Saved data entries

============

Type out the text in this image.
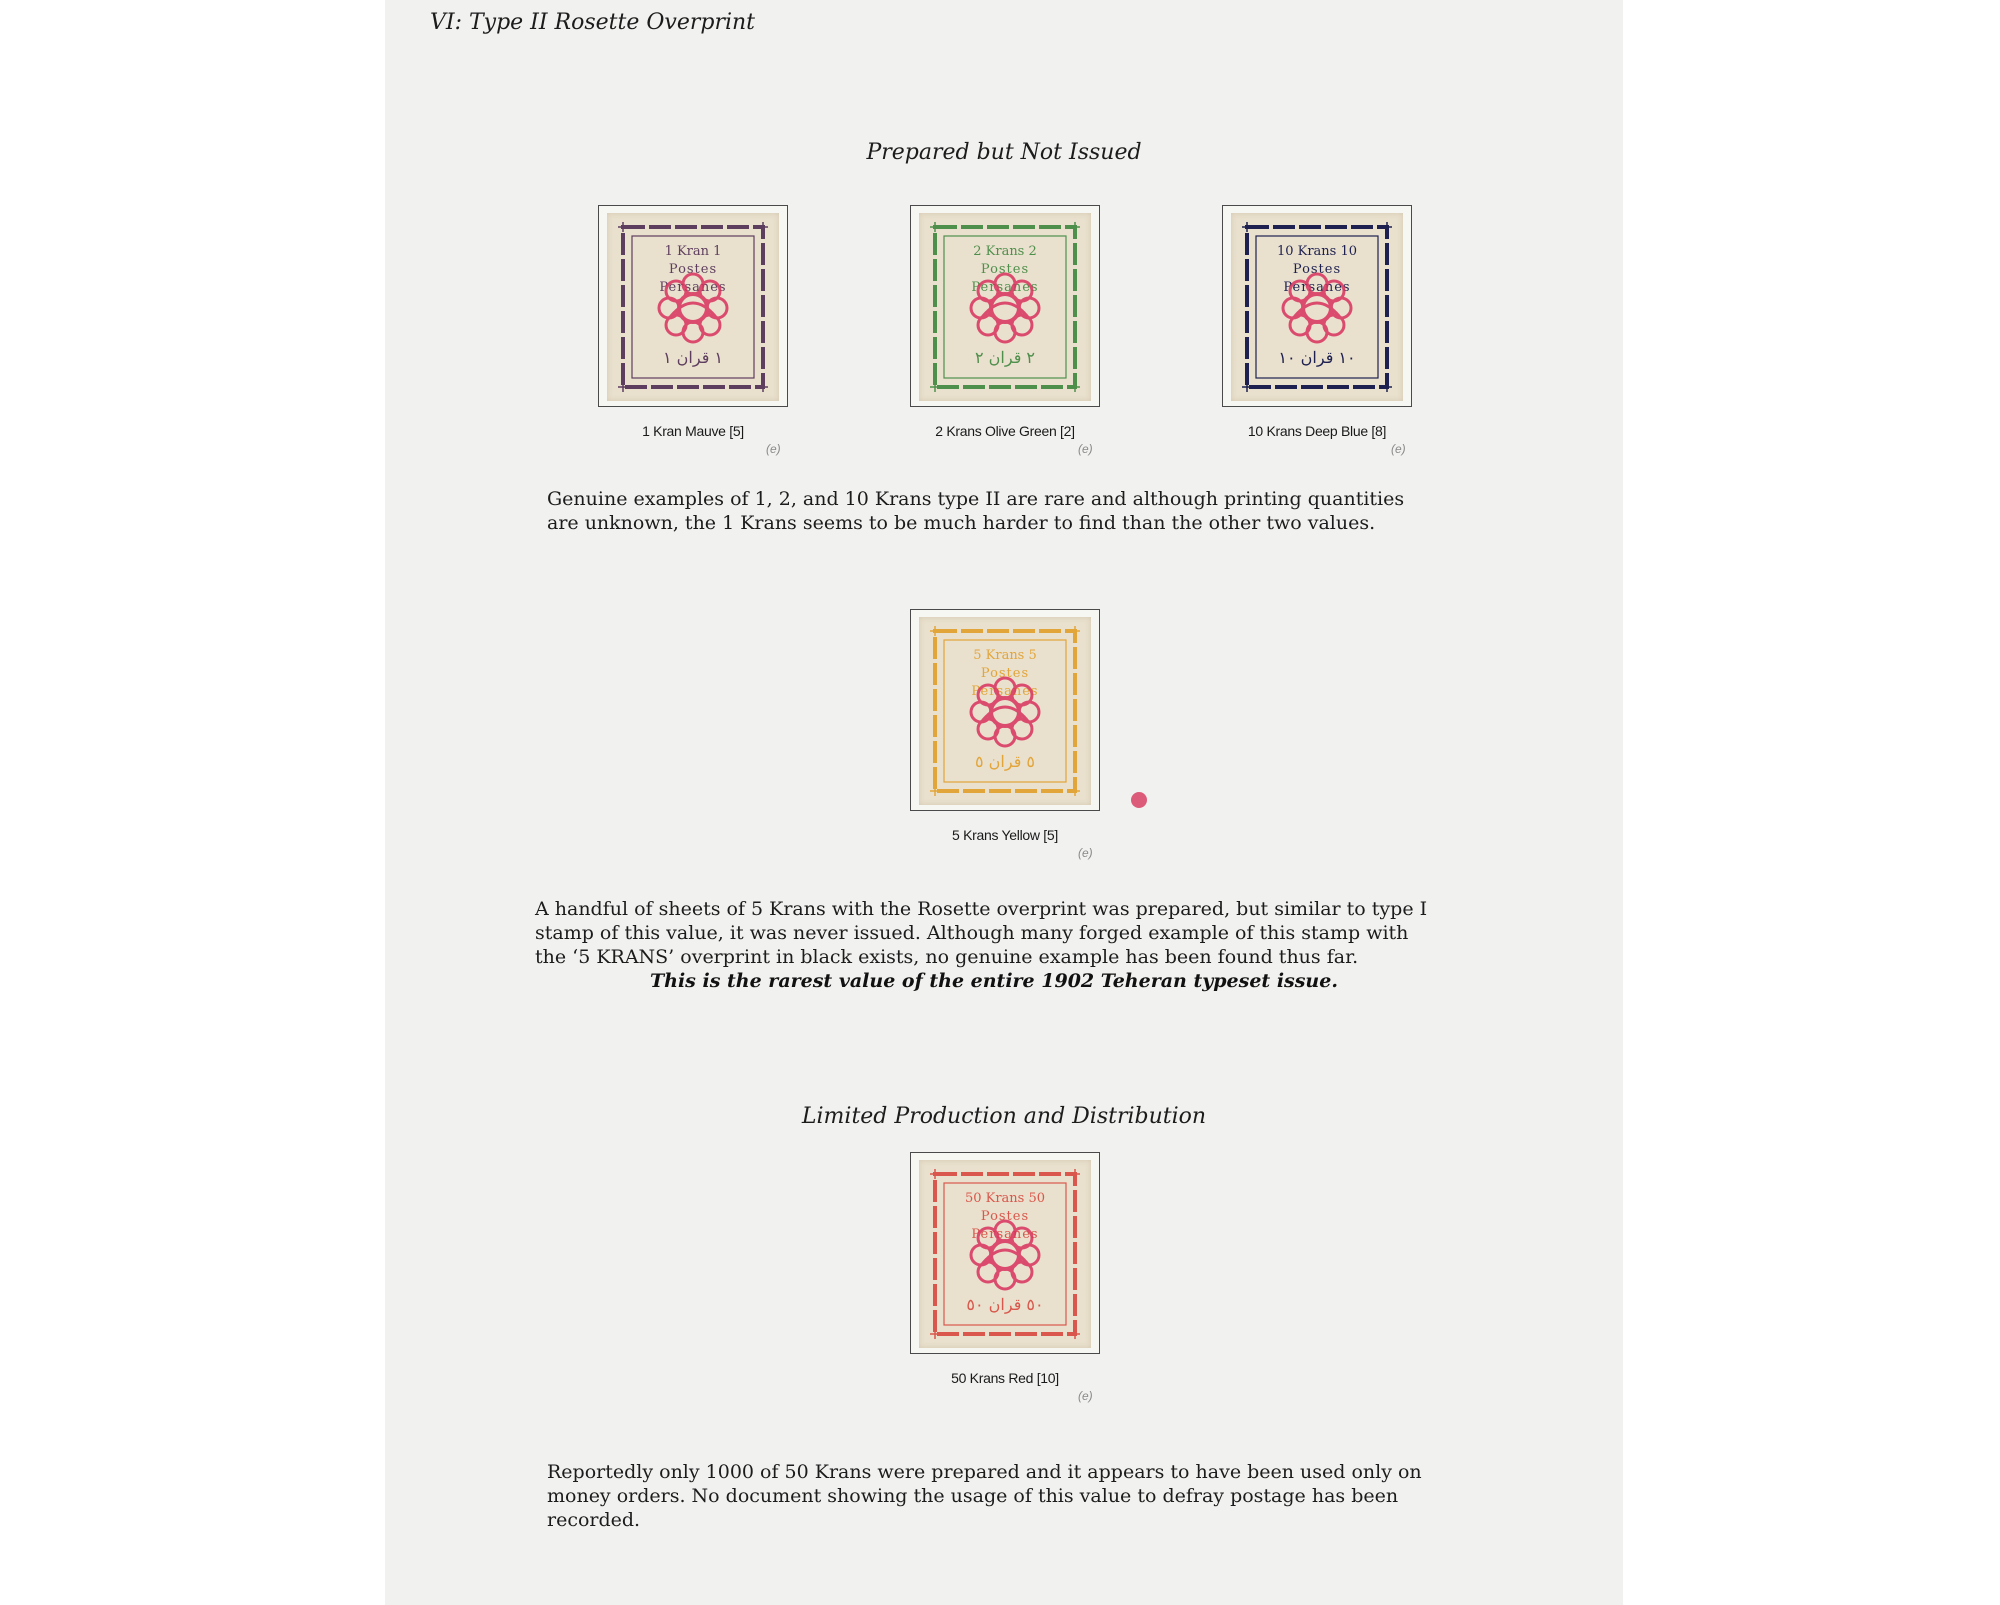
VI: Type II Rosette Overprint
Prepared but Not Issued
1 Kran 1
Postes
Persanes
١ قران ١
1 Kran Mauve [5]
(e)
2 Krans 2
Postes
Persanes
٢ قران ٢
2 Krans Olive Green [2]
(e)
10 Krans 10
Postes
Persanes
١٠ قران ١٠
10 Krans Deep Blue [8]
(e)
Genuine examples of 1, 2, and 10 Krans type II are rare and although printing quantities
are unknown, the 1 Krans seems to be much harder to find than the other two values.
5 Krans 5
Postes
Persanes
٥ قران ٥
5 Krans Yellow [5]
(e)
A handful of sheets of 5 Krans with the Rosette overprint was prepared, but similar to type I
stamp of this value, it was never issued. Although many forged example of this stamp with
the ‘5 KRANS’ overprint in black exists, no genuine example has been found thus far.
This is the rarest value of the entire 1902 Teheran typeset issue.
Limited Production and Distribution
50 Krans 50
Postes
Persanes
٥٠ قران ٥٠
50 Krans Red [10]
(e)
Reportedly only 1000 of 50 Krans were prepared and it appears to have been used only on
money orders. No document showing the usage of this value to defray postage has been
recorded.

============

WHAT THE EXERCISE ASKS -
Repeat the data exactly, excluding the pictures.

CORRECT OUTPUT -
Type out the text in this image.
VI: Type II Rosette Overprint
Prepared but Not Issued
1 Kran 1
Postes
Persanes
١ قران ١
1 Kran Mauve [5]
(e)
2 Krans 2
Postes
Persanes
٢ قران ٢
2 Krans Olive Green [2]
(e)
10 Krans 10
Postes
Persanes
١٠ قران ١٠
10 Krans Deep Blue [8]
(e)
Genuine examples of 1, 2, and 10 Krans type II are rare and although printing quantities
are unknown, the 1 Krans seems to be much harder to find than the other two values.
5 Krans 5
Postes
Persanes
٥ قران ٥
5 Krans Yellow [5]
(e)
A handful of sheets of 5 Krans with the Rosette overprint was prepared, but similar to type I
stamp of this value, it was never issued. Although many forged example of this stamp with
the ‘5 KRANS’ overprint in black exists, no genuine example has been found thus far.
This is the rarest value of the entire 1902 Teheran typeset issue.
Limited Production and Distribution
50 Krans 50
Postes
Persanes
٥٠ قران ٥٠
50 Krans Red [10]
(e)
Reportedly only 1000 of 50 Krans were prepared and it appears to have been used only on
money orders. No document showing the usage of this value to defray postage has been
recorded.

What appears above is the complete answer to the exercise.